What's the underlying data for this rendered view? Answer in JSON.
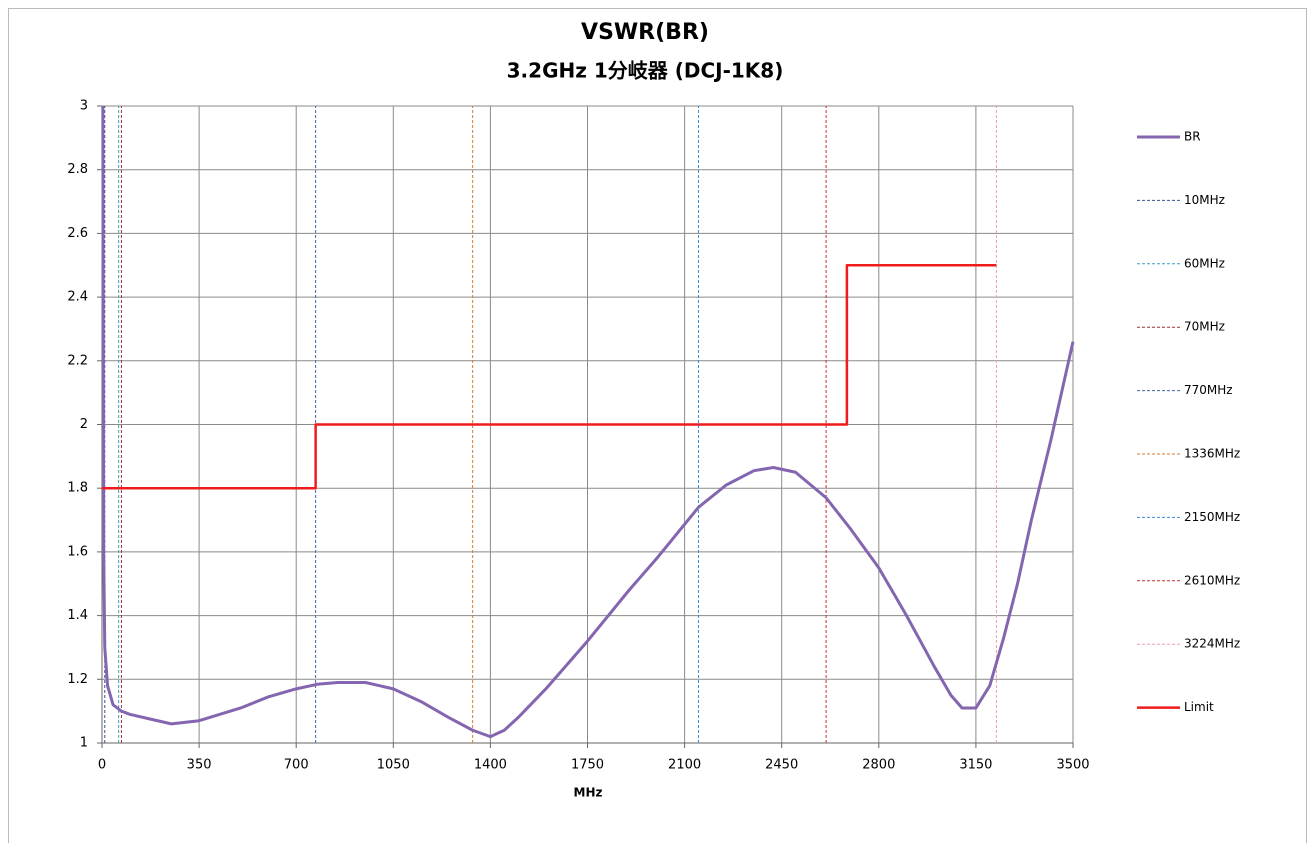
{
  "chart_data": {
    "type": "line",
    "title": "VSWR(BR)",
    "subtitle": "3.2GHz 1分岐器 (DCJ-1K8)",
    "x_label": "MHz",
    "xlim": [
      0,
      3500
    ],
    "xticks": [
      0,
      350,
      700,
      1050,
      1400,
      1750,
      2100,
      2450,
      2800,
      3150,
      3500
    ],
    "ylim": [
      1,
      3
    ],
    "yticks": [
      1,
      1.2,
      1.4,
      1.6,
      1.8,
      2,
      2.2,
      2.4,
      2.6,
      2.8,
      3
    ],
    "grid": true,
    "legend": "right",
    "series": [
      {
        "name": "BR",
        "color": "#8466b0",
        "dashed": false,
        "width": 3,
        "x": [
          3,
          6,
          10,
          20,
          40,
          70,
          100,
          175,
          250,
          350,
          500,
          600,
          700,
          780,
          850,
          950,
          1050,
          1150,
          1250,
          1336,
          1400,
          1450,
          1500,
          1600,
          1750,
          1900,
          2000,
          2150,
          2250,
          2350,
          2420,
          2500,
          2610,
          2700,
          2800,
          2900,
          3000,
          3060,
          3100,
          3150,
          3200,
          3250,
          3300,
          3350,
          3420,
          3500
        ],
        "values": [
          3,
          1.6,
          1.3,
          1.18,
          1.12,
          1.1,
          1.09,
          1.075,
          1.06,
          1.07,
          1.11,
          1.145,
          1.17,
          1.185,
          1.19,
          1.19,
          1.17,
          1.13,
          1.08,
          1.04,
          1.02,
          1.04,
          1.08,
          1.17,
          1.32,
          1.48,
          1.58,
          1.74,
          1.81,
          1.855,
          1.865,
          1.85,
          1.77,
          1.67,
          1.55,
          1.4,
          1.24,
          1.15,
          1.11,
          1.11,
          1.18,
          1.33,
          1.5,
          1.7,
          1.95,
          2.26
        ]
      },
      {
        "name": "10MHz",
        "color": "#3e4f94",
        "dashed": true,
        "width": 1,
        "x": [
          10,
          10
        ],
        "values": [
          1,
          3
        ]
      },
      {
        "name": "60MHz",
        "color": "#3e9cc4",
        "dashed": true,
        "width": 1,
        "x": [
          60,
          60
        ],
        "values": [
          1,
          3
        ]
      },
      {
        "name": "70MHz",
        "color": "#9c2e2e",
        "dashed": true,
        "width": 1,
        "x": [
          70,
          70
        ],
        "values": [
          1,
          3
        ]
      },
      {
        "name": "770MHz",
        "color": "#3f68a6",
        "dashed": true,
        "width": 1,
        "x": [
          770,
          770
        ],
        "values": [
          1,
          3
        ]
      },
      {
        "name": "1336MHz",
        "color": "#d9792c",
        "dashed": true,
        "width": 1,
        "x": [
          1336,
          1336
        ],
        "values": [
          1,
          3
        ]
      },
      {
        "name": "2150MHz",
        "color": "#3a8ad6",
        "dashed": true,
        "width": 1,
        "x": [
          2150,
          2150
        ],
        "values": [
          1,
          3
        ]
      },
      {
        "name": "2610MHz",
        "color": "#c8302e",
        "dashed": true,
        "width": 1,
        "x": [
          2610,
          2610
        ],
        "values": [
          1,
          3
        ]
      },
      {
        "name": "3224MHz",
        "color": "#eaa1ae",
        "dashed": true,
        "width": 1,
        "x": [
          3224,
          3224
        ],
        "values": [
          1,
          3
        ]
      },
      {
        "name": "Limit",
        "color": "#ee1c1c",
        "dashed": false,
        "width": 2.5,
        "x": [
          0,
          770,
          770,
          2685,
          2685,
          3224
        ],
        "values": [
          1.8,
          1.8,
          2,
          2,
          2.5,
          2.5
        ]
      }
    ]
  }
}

────────────────────────────────────────

→ PROBLEM
Please repeat the entries exactly. Do not include the pictures.

→ EXERCISE RESULT
What's the underlying data for this rendered view? Answer in JSON.
{
  "chart_data": {
    "type": "line",
    "title": "VSWR(BR)",
    "subtitle": "3.2GHz 1分岐器 (DCJ-1K8)",
    "x_label": "MHz",
    "xlim": [
      0,
      3500
    ],
    "xticks": [
      0,
      350,
      700,
      1050,
      1400,
      1750,
      2100,
      2450,
      2800,
      3150,
      3500
    ],
    "ylim": [
      1,
      3
    ],
    "yticks": [
      1,
      1.2,
      1.4,
      1.6,
      1.8,
      2,
      2.2,
      2.4,
      2.6,
      2.8,
      3
    ],
    "grid": true,
    "legend": "right",
    "series": [
      {
        "name": "BR",
        "color": "#8466b0",
        "dashed": false,
        "width": 3,
        "x": [
          3,
          6,
          10,
          20,
          40,
          70,
          100,
          175,
          250,
          350,
          500,
          600,
          700,
          780,
          850,
          950,
          1050,
          1150,
          1250,
          1336,
          1400,
          1450,
          1500,
          1600,
          1750,
          1900,
          2000,
          2150,
          2250,
          2350,
          2420,
          2500,
          2610,
          2700,
          2800,
          2900,
          3000,
          3060,
          3100,
          3150,
          3200,
          3250,
          3300,
          3350,
          3420,
          3500
        ],
        "values": [
          3,
          1.6,
          1.3,
          1.18,
          1.12,
          1.1,
          1.09,
          1.075,
          1.06,
          1.07,
          1.11,
          1.145,
          1.17,
          1.185,
          1.19,
          1.19,
          1.17,
          1.13,
          1.08,
          1.04,
          1.02,
          1.04,
          1.08,
          1.17,
          1.32,
          1.48,
          1.58,
          1.74,
          1.81,
          1.855,
          1.865,
          1.85,
          1.77,
          1.67,
          1.55,
          1.4,
          1.24,
          1.15,
          1.11,
          1.11,
          1.18,
          1.33,
          1.5,
          1.7,
          1.95,
          2.26
        ]
      },
      {
        "name": "10MHz",
        "color": "#3e4f94",
        "dashed": true,
        "width": 1,
        "x": [
          10,
          10
        ],
        "values": [
          1,
          3
        ]
      },
      {
        "name": "60MHz",
        "color": "#3e9cc4",
        "dashed": true,
        "width": 1,
        "x": [
          60,
          60
        ],
        "values": [
          1,
          3
        ]
      },
      {
        "name": "70MHz",
        "color": "#9c2e2e",
        "dashed": true,
        "width": 1,
        "x": [
          70,
          70
        ],
        "values": [
          1,
          3
        ]
      },
      {
        "name": "770MHz",
        "color": "#3f68a6",
        "dashed": true,
        "width": 1,
        "x": [
          770,
          770
        ],
        "values": [
          1,
          3
        ]
      },
      {
        "name": "1336MHz",
        "color": "#d9792c",
        "dashed": true,
        "width": 1,
        "x": [
          1336,
          1336
        ],
        "values": [
          1,
          3
        ]
      },
      {
        "name": "2150MHz",
        "color": "#3a8ad6",
        "dashed": true,
        "width": 1,
        "x": [
          2150,
          2150
        ],
        "values": [
          1,
          3
        ]
      },
      {
        "name": "2610MHz",
        "color": "#c8302e",
        "dashed": true,
        "width": 1,
        "x": [
          2610,
          2610
        ],
        "values": [
          1,
          3
        ]
      },
      {
        "name": "3224MHz",
        "color": "#eaa1ae",
        "dashed": true,
        "width": 1,
        "x": [
          3224,
          3224
        ],
        "values": [
          1,
          3
        ]
      },
      {
        "name": "Limit",
        "color": "#ee1c1c",
        "dashed": false,
        "width": 2.5,
        "x": [
          0,
          770,
          770,
          2685,
          2685,
          3224
        ],
        "values": [
          1.8,
          1.8,
          2,
          2,
          2.5,
          2.5
        ]
      }
    ]
  }
}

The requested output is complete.